*Task description*
Give the number of lines containing "year" in this listing, with no other words.

*Source data*
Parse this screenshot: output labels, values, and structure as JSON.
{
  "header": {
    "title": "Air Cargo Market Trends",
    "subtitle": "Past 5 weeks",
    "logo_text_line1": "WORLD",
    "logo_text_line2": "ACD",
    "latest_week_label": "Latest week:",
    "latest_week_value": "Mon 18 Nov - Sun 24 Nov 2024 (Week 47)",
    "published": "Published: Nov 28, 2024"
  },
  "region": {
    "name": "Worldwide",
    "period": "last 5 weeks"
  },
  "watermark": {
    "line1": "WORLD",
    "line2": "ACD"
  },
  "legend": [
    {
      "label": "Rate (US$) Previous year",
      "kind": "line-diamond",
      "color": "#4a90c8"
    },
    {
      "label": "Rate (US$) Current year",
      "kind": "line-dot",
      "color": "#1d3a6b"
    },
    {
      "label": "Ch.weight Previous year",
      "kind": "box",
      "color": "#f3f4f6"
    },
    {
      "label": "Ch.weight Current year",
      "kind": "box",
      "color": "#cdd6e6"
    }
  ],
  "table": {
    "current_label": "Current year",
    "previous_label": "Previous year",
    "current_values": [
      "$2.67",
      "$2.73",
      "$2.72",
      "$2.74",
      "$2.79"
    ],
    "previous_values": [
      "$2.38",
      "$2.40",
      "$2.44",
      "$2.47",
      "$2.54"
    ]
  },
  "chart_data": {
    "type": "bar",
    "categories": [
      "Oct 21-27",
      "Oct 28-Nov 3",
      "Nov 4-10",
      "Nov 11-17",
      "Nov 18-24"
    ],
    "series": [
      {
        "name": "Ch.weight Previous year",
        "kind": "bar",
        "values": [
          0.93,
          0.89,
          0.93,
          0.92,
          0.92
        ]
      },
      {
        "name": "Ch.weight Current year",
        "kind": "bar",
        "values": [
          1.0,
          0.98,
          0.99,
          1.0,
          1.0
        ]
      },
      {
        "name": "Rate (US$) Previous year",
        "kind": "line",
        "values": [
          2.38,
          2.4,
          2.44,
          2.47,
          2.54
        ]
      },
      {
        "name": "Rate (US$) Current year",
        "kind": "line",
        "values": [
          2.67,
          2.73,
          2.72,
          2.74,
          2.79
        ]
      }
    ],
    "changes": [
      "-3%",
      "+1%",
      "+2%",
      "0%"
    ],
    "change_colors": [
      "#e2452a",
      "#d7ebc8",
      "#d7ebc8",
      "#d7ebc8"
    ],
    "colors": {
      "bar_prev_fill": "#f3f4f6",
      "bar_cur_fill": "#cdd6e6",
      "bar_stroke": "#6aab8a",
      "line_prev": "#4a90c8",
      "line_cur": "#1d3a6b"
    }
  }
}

*Solution for this task*
10